### EXTRACT PROVIDED

BEGIN

Found this old thing on my hard drive; written back in 2000 while out to sea for a college class…We were supposed to write a paper about something and make the reader relate to it…It’s funny to read it now and to think about that ingrown toenail…
If you’ve ever had a toenail removed, then I’m sure you can empathize with me when I tell you about mine. If you’ve never experienced the pain and twisted excitement of ingrown toenail removal, then sit down and hold on to your tummy because I’m about to bring you along on my “tale of a nail”.
I was nervous and a bit scared when I first talked to Doc about my foot. I had never even stopped for a second to think about needing my ingrown toenail removed. I had noticed it about a month or so previous but kept denying that the pain in my foot was being caused by my toenail. I’m not one to rush to the doctor for “any little thing” so I felt it was a bit unnecessary for me to have Doc take a look at my foot. As much as I hated to do it, after awhile it just got to the point where I knew that something was wrong and I really needed to have Doc take a look at my foot. It took him all of five minutes to look at my foot and schedule an appointment for removal two days from then.
Doc explained to me that there are two nerves in the big toes that run parallel on either side of the toe. In order to deaden these two nerves for the procedure, two shots of Lydocaine are required, one for either side of the toe. If you’ve ever received a shot anywhere, I’m sure you didn’t enjoy it but imagine having the needle jabbed into your toe! Those first two shots were, as I recall, the most painful part of the entire procedure. Although I was given a “Heads up, I’m going in” I still was not fully prepared for the upsurge of sharp pain as he pressed the needle down into my toe for what seemed like an eternity. As it went in (TWICE!) I grabbed the sides of the hospital bed and looked at my forearms. My sisters’ names are tattooed there for moments like these when I need a little extra “oomph”. As I was receiving my extra “oomph” Doc pressed the plungers down, unleashing a whole new wave of uneasiness. Upon completion of the shots, Doc asked me to wiggle my toe around for a couple of minutes to circulate the nerve deadener.

END

### TASKS TO PERFORM
[A] According to the toenail essay, how many shots of Lydocaine were needed to deaden the nerves in the big toe?
[B] Write a continuation of the toenail essay, picking up after its last sentence.
The listing has no connection to the toenail essay.

Stored records
BEGIN

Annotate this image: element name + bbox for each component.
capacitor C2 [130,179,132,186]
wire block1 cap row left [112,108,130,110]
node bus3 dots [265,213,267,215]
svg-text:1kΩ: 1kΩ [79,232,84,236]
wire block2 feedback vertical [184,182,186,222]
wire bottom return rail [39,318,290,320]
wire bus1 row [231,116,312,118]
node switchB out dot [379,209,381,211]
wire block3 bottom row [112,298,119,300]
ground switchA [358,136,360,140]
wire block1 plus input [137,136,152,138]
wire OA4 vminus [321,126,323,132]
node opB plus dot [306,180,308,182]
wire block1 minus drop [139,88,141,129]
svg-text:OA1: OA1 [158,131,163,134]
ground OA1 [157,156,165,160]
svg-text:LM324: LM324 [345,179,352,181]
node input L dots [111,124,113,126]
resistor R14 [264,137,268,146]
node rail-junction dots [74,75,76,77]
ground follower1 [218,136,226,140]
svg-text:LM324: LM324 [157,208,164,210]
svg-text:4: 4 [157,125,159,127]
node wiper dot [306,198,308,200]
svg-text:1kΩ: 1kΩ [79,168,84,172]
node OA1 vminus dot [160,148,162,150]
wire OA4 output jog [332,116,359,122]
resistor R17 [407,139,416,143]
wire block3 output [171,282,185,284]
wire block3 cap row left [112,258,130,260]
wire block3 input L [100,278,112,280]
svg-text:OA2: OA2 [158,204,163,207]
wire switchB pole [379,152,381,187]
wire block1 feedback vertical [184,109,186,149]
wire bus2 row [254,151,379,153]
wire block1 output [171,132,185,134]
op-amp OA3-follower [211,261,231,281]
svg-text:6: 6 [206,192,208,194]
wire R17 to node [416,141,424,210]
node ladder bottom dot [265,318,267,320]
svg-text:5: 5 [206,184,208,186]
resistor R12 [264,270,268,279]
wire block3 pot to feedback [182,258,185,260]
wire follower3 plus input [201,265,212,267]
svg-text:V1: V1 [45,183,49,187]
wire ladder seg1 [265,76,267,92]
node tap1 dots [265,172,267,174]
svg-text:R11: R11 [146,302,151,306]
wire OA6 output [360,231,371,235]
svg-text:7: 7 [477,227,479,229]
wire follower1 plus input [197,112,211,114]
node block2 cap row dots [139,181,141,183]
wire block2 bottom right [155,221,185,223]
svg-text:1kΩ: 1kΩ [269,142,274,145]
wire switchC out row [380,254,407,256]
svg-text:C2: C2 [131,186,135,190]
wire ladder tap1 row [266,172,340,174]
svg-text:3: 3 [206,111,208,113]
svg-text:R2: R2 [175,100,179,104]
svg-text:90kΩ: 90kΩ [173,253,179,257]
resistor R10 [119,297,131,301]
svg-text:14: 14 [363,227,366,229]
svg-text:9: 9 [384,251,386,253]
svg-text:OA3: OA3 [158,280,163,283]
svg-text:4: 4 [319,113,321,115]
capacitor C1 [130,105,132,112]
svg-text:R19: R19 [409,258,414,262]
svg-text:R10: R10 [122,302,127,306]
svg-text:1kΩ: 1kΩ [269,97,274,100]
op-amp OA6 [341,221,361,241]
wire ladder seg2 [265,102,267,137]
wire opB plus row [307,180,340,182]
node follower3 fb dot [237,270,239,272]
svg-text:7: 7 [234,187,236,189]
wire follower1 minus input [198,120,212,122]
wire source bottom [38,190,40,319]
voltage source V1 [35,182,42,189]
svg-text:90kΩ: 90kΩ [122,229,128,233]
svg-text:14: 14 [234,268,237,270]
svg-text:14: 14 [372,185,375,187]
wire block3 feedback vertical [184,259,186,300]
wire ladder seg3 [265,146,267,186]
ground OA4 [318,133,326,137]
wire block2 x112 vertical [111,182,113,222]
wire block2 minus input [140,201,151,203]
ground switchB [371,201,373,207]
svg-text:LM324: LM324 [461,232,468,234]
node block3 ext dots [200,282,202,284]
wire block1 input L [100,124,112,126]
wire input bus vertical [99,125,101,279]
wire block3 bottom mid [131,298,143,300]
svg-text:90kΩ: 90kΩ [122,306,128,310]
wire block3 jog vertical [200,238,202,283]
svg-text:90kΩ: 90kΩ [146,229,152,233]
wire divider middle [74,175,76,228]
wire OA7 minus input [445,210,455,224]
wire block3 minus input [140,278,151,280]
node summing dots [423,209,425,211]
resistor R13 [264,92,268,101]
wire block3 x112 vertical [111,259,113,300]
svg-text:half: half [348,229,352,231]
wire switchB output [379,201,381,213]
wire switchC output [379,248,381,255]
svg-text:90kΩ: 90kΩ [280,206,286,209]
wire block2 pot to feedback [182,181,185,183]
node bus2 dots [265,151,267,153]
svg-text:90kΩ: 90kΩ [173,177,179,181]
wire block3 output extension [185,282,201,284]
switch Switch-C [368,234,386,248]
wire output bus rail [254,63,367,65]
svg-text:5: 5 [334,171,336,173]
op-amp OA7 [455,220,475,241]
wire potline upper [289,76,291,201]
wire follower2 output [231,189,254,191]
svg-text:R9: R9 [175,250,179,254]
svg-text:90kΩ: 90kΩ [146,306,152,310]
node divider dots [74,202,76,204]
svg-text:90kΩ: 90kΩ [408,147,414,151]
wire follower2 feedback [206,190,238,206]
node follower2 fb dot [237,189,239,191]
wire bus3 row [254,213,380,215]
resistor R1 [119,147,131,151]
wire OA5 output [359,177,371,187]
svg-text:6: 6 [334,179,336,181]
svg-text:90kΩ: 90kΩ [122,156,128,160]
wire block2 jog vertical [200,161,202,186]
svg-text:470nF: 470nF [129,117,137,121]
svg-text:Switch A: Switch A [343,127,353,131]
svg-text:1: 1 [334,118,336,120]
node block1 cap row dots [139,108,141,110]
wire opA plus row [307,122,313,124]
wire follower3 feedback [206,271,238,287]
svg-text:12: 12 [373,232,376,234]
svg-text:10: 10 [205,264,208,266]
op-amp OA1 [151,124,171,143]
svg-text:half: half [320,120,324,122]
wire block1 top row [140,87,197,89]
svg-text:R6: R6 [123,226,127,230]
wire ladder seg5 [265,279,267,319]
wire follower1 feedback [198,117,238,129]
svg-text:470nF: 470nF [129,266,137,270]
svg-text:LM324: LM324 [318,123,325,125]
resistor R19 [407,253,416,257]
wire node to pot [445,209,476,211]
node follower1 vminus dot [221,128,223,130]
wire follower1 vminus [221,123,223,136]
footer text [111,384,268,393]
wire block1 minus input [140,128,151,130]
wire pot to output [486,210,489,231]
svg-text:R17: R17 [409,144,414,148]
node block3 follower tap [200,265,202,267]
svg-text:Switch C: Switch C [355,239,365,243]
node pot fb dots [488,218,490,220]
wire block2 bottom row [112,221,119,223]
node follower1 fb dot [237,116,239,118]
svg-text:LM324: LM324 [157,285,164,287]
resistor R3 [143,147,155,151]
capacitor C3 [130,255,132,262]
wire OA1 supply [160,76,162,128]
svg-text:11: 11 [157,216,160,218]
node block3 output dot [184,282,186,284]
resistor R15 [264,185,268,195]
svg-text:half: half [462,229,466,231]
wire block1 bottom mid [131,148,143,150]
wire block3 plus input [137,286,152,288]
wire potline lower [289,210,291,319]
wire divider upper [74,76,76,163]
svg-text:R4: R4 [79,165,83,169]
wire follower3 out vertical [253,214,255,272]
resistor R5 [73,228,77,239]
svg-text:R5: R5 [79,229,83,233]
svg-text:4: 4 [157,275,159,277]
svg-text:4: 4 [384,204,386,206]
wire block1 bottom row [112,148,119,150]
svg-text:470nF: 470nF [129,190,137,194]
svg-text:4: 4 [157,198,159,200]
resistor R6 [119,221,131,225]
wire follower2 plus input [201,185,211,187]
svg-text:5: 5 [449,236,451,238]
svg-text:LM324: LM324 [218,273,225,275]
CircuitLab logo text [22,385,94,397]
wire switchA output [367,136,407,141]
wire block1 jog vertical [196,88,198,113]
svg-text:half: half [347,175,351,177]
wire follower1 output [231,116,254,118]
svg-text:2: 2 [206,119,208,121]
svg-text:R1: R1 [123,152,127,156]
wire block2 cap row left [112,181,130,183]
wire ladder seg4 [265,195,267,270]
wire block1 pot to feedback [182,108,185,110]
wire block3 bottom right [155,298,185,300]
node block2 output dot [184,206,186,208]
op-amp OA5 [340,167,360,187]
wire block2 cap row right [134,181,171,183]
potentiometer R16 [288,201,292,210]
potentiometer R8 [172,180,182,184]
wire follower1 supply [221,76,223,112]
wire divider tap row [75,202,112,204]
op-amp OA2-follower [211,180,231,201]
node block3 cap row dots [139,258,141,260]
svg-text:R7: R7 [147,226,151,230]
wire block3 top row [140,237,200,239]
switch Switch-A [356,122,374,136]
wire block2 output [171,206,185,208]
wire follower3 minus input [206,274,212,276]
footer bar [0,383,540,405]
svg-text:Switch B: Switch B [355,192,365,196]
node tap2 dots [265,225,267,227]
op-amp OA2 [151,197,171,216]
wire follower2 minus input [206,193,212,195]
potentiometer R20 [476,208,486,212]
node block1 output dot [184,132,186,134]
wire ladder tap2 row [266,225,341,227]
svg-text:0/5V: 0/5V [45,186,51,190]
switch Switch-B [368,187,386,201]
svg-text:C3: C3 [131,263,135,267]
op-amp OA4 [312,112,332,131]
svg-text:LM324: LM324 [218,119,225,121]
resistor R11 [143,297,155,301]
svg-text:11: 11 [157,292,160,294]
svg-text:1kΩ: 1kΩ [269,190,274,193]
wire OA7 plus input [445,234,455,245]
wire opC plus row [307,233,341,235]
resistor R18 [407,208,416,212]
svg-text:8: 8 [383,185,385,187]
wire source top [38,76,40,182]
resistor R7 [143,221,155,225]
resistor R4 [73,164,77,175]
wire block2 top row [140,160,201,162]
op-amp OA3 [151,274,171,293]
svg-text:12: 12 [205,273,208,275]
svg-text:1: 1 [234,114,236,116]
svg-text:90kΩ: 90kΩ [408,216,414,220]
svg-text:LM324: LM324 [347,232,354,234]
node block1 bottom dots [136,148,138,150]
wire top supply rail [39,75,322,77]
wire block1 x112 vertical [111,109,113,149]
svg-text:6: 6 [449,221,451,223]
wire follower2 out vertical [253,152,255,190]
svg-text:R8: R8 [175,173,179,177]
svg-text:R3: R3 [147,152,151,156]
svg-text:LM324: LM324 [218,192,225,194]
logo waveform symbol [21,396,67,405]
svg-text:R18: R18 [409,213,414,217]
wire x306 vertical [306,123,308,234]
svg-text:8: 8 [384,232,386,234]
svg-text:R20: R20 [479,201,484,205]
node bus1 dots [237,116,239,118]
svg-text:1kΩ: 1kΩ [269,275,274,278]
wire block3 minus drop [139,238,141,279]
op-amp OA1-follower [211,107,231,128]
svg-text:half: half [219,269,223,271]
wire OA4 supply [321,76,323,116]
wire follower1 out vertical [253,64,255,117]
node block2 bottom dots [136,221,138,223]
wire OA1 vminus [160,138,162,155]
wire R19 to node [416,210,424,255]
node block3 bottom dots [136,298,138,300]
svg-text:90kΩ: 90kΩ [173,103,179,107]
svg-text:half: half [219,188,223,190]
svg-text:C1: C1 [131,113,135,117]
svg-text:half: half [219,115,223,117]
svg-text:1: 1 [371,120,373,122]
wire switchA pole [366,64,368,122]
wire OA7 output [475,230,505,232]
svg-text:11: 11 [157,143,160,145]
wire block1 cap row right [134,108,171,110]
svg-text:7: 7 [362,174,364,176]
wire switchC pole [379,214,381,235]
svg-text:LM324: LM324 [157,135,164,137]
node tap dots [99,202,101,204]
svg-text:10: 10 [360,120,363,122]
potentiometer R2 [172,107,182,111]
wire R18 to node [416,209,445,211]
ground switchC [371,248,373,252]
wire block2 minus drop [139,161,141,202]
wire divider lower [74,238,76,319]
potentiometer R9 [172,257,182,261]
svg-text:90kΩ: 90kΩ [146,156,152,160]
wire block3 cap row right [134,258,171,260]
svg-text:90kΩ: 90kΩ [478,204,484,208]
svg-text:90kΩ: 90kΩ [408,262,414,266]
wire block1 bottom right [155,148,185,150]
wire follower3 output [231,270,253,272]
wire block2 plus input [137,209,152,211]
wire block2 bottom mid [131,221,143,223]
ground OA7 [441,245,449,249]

END

### OUTPUTS BY TASK
[A] Two, one for either side of the toe.

[B]
When Doc was convinced that my toe was “operation ready” he pulled out the biggest scalpel I’ve ever seen in my 23 years on the planet. Well, in actuality it really wasn’t THAT big but in surgeries, as in the great fish stories, sizes of things are constantly exaggerated. I believe that I might have actually yelped because I remember Doc looking at me with a huge grin and saying “Come on now, Dave. It’s not going to be that bad.” As soon as he touched that scalpel to my foot though, I knew we had problems. He made only one swipe with it before I yelled an obscenity and attached his name to it. He looked up with a shocked look and said “Can you feel that?” Through my gritted teeth I growled “You’re damn right I can feel that Doc”. He responded by telling me that I shouldn’t feel anything at all in my toes. I cringed as he pulled out the needle again and flashed me a wicked grin. He said “Well buddy, looks like we’ve gotta give you a little bit more Lydocaine.” I grinned weakly and told him to do whatever was necessary to finish up this operation. The third shot was not bad at all. Although I could feel the toenail section of my toe, I couldn’t feel anywhere else. I actually watched him as he pressed the needle into my toe for the third time without feeling a thing. It seemed almost surreal to watch the needle go into my own skin, yet at the same time be completely unattached to my own toe. It ended up making me nauseous so I laid back down and let Doc begin, once again, to slice the evil toenail out. He sliced about one third of my toenail and grabbed a set of pliers to yank out the removed section. This time he was successful and I didn’t feel anything whatsoever. I got a huge laugh out of him when I looked up at him and said “That’s it?”
I am currently in the recovery stages of my surgery. My toe was the victim of a painful “throb” for a short amount of time, but has now dissipated. This throbbing seemed to me to represent a real life version of the cartoon character who gets whacked in the head and his bump turns red and makes throbbing noises, all the while progressing further and further out of his head.
If you weren’t able to empathize with me before, hopefully now you can. Ingrown toenails are no fun but with proper management of your toes you should never have this problem. In case you didn’t know, when cutting your toenails cut straight across instead of at a curve, like you would do with your fingernails. And if you ever DO need to get a toenail removed, make sure that you remember all that I’ve told you about mine, and you can ask the Doc at the end of YOUR surgery “That’s it?”